━━━━━ DATA SHOWN ━━━━━
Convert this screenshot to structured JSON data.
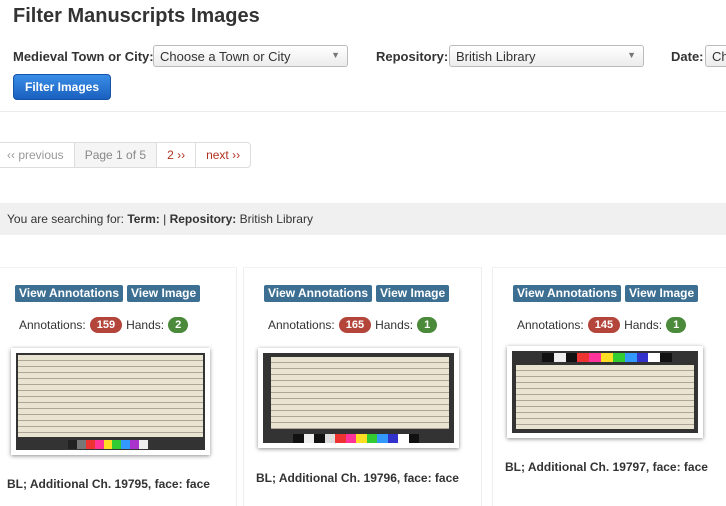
{
  "header": {
    "title": "Filter Manuscripts Images"
  },
  "filters": {
    "town_label": "Medieval Town or City:",
    "town_value": "Choose a Town or City",
    "repository_label": "Repository:",
    "repository_value": "British Library",
    "date_label": "Date:",
    "date_value": "Ch",
    "submit_label": "Filter Images"
  },
  "pagination": {
    "previous": "‹‹ previous",
    "current": "Page 1 of 5",
    "page2": "2 ››",
    "next": "next ››"
  },
  "search_summary": {
    "prefix": "You are searching for:",
    "term_label": "Term:",
    "separator": "|",
    "repository_label": "Repository:",
    "repository_value": "British Library"
  },
  "labels": {
    "view_annotations": "View Annotations",
    "view_image": "View Image",
    "annotations": "Annotations:",
    "hands": "Hands:"
  },
  "results": [
    {
      "annotations": "159",
      "hands": "2",
      "caption": "BL; Additional Ch. 19795, face: face"
    },
    {
      "annotations": "165",
      "hands": "1",
      "caption": "BL; Additional Ch. 19796, face: face"
    },
    {
      "annotations": "145",
      "hands": "1",
      "caption": "BL; Additional Ch. 19797, face: face"
    }
  ],
  "colors": {
    "primary_button": "#1a5fbf",
    "tag_button": "#3d6f92",
    "annotations_badge": "#b3453b",
    "hands_badge": "#4a8a3a",
    "link": "#b0311f"
  }
}
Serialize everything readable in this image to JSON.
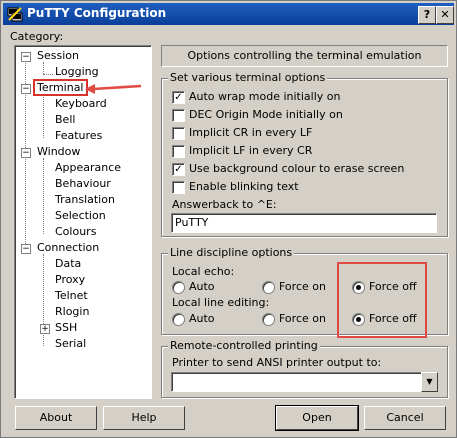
{
  "window": {
    "title": "PuTTY Configuration",
    "help_btn": "?",
    "close_btn": "✕"
  },
  "category_label": "Category:",
  "tree": {
    "session": "Session",
    "logging": "Logging",
    "terminal": "Terminal",
    "keyboard": "Keyboard",
    "bell": "Bell",
    "features": "Features",
    "window": "Window",
    "appearance": "Appearance",
    "behaviour": "Behaviour",
    "translation": "Translation",
    "selection": "Selection",
    "colours": "Colours",
    "connection": "Connection",
    "data": "Data",
    "proxy": "Proxy",
    "telnet": "Telnet",
    "rlogin": "Rlogin",
    "ssh": "SSH",
    "serial": "Serial",
    "minus": "−",
    "plus": "+"
  },
  "header": "Options controlling the terminal emulation",
  "terminal_options": {
    "legend": "Set various terminal options",
    "auto_wrap": {
      "label": "Auto wrap mode initially on",
      "checked": true
    },
    "dec_origin": {
      "label": "DEC Origin Mode initially on",
      "checked": false
    },
    "implicit_cr": {
      "label": "Implicit CR in every LF",
      "checked": false
    },
    "implicit_lf": {
      "label": "Implicit LF in every CR",
      "checked": false
    },
    "bg_colour": {
      "label": "Use background colour to erase screen",
      "checked": true
    },
    "blinking": {
      "label": "Enable blinking text",
      "checked": false
    },
    "answerback_label": "Answerback to ^E:",
    "answerback_value": "PuTTY"
  },
  "line_discipline": {
    "legend": "Line discipline options",
    "local_echo_label": "Local echo:",
    "local_editing_label": "Local line editing:",
    "auto": "Auto",
    "force_on": "Force on",
    "force_off": "Force off",
    "local_echo_selected": "Force off",
    "local_editing_selected": "Force off"
  },
  "printing": {
    "legend": "Remote-controlled printing",
    "printer_label": "Printer to send ANSI printer output to:",
    "printer_value": "",
    "dropdown_arrow": "▼"
  },
  "buttons": {
    "about": "About",
    "help": "Help",
    "open": "Open",
    "cancel": "Cancel"
  },
  "check_glyph": "✓",
  "colors": {
    "title_bar": "#0a3f9a",
    "face": "#d4d0c8",
    "annotation_red": "#e04a43"
  }
}
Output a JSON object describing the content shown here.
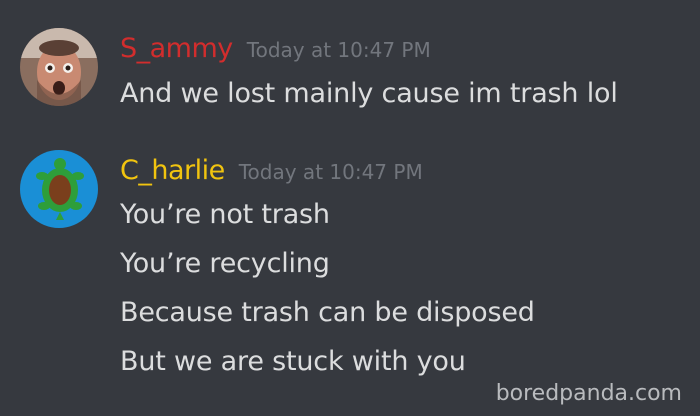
━━━━━
EXERCISE PROMPT: Without the images, write out each line of the data verbatim.

THE OUTPUT:
Convert this screenshot to structured JSON data.
{
  "header": {
    "title": "Filter Manuscripts Images"
  },
  "filters": {
    "town_label": "Medieval Town or City:",
    "town_value": "Choose a Town or City",
    "repository_label": "Repository:",
    "repository_value": "British Library",
    "date_label": "Date:",
    "date_value": "Ch",
    "submit_label": "Filter Images"
  },
  "pagination": {
    "previous": "‹‹ previous",
    "current": "Page 1 of 5",
    "page2": "2 ››",
    "next": "next ››"
  },
  "search_summary": {
    "prefix": "You are searching for:",
    "term_label": "Term:",
    "separator": "|",
    "repository_label": "Repository:",
    "repository_value": "British Library"
  },
  "labels": {
    "view_annotations": "View Annotations",
    "view_image": "View Image",
    "annotations": "Annotations:",
    "hands": "Hands:"
  },
  "results": [
    {
      "annotations": "159",
      "hands": "2",
      "caption": "BL; Additional Ch. 19795, face: face"
    },
    {
      "annotations": "165",
      "hands": "1",
      "caption": "BL; Additional Ch. 19796, face: face"
    },
    {
      "annotations": "145",
      "hands": "1",
      "caption": "BL; Additional Ch. 19797, face: face"
    }
  ],
  "colors": {
    "primary_button": "#1a5fbf",
    "tag_button": "#3d6f92",
    "annotations_badge": "#b3453b",
    "hands_badge": "#4a8a3a",
    "link": "#b0311f"
  }
}
Serialize everything readable in this image to JSON.
{
  "window": {
    "title": "PuTTY Configuration",
    "help_btn": "?",
    "close_btn": "✕"
  },
  "category_label": "Category:",
  "tree": {
    "session": "Session",
    "logging": "Logging",
    "terminal": "Terminal",
    "keyboard": "Keyboard",
    "bell": "Bell",
    "features": "Features",
    "window": "Window",
    "appearance": "Appearance",
    "behaviour": "Behaviour",
    "translation": "Translation",
    "selection": "Selection",
    "colours": "Colours",
    "connection": "Connection",
    "data": "Data",
    "proxy": "Proxy",
    "telnet": "Telnet",
    "rlogin": "Rlogin",
    "ssh": "SSH",
    "serial": "Serial",
    "minus": "−",
    "plus": "+"
  },
  "header": "Options controlling the terminal emulation",
  "terminal_options": {
    "legend": "Set various terminal options",
    "auto_wrap": {
      "label": "Auto wrap mode initially on",
      "checked": true
    },
    "dec_origin": {
      "label": "DEC Origin Mode initially on",
      "checked": false
    },
    "implicit_cr": {
      "label": "Implicit CR in every LF",
      "checked": false
    },
    "implicit_lf": {
      "label": "Implicit LF in every CR",
      "checked": false
    },
    "bg_colour": {
      "label": "Use background colour to erase screen",
      "checked": true
    },
    "blinking": {
      "label": "Enable blinking text",
      "checked": false
    },
    "answerback_label": "Answerback to ^E:",
    "answerback_value": "PuTTY"
  },
  "line_discipline": {
    "legend": "Line discipline options",
    "local_echo_label": "Local echo:",
    "local_editing_label": "Local line editing:",
    "auto": "Auto",
    "force_on": "Force on",
    "force_off": "Force off",
    "local_echo_selected": "Force off",
    "local_editing_selected": "Force off"
  },
  "printing": {
    "legend": "Remote-controlled printing",
    "printer_label": "Printer to send ANSI printer output to:",
    "printer_value": "",
    "dropdown_arrow": "▼"
  },
  "buttons": {
    "about": "About",
    "help": "Help",
    "open": "Open",
    "cancel": "Cancel"
  },
  "check_glyph": "✓",
  "colors": {
    "title_bar": "#0a3f9a",
    "face": "#d4d0c8",
    "annotation_red": "#e04a43"
  }
}
Output a JSON object describing the content shown here.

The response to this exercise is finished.